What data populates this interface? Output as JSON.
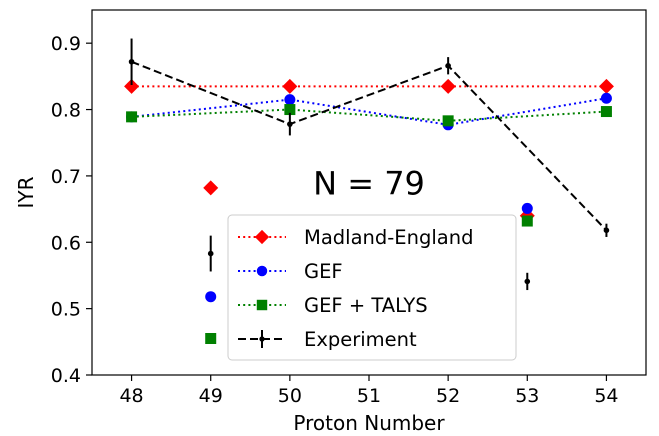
⁂
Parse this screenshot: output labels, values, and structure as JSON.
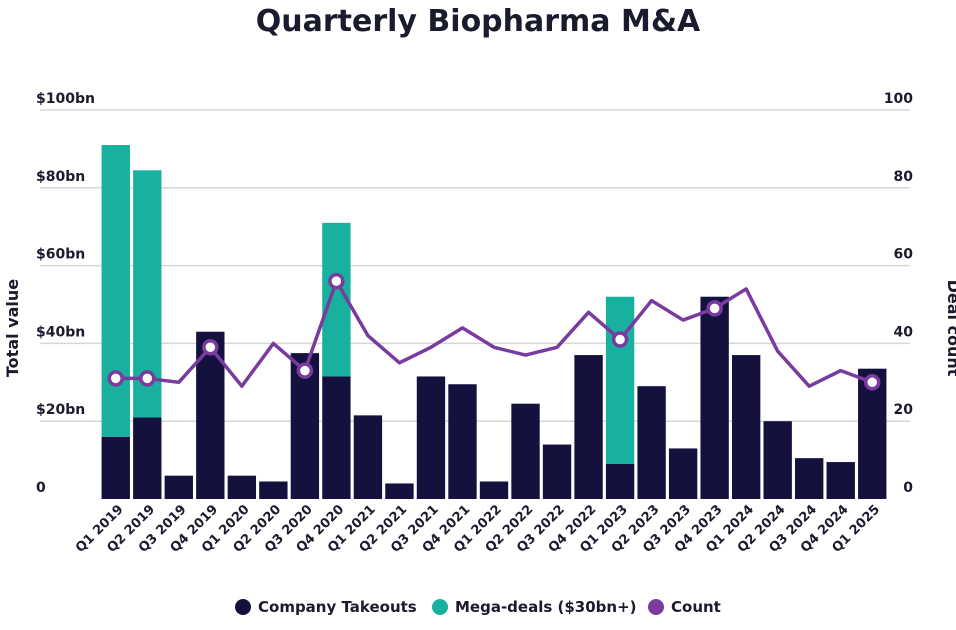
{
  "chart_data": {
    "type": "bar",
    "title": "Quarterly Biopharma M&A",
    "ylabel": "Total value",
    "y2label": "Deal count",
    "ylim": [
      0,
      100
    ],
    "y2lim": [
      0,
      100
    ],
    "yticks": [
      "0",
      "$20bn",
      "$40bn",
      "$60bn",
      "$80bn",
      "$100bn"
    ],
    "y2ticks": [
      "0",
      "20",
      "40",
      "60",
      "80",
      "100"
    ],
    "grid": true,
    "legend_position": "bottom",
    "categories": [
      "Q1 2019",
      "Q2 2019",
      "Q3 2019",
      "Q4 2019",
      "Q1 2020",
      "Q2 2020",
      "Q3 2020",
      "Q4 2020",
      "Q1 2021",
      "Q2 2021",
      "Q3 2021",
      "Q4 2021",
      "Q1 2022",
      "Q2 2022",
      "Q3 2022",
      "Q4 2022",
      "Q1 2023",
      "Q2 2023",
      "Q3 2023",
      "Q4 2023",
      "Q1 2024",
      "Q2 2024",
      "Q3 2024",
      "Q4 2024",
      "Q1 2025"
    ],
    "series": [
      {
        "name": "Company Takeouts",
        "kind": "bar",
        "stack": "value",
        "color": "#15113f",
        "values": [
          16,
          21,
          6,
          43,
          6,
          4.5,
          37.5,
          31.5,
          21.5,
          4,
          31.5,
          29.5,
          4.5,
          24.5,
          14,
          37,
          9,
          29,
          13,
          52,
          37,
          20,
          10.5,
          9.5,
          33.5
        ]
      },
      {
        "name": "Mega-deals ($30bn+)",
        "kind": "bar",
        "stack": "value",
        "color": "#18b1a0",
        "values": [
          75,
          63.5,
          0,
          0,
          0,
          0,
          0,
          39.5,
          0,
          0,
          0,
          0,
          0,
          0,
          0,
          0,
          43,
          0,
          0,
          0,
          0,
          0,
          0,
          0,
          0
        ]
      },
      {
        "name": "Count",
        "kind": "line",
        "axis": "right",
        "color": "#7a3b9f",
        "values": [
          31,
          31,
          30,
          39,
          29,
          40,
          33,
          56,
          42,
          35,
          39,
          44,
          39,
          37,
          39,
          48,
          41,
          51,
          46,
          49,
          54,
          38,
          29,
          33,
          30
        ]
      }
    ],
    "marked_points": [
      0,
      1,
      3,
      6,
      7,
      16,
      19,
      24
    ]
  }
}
⁂
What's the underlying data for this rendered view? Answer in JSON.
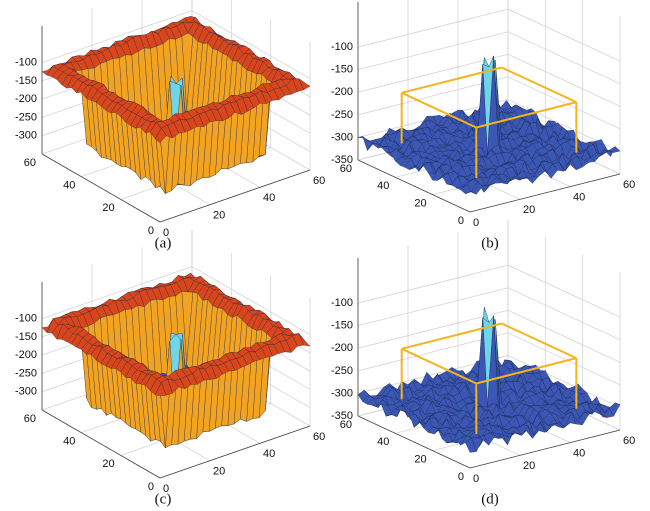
⁂
# To be done
Copy out every line where the word "What" occurs.

# Task solution
What data populates this interface? Output as JSON.
What's the underlying data for this rendered view? Answer in JSON.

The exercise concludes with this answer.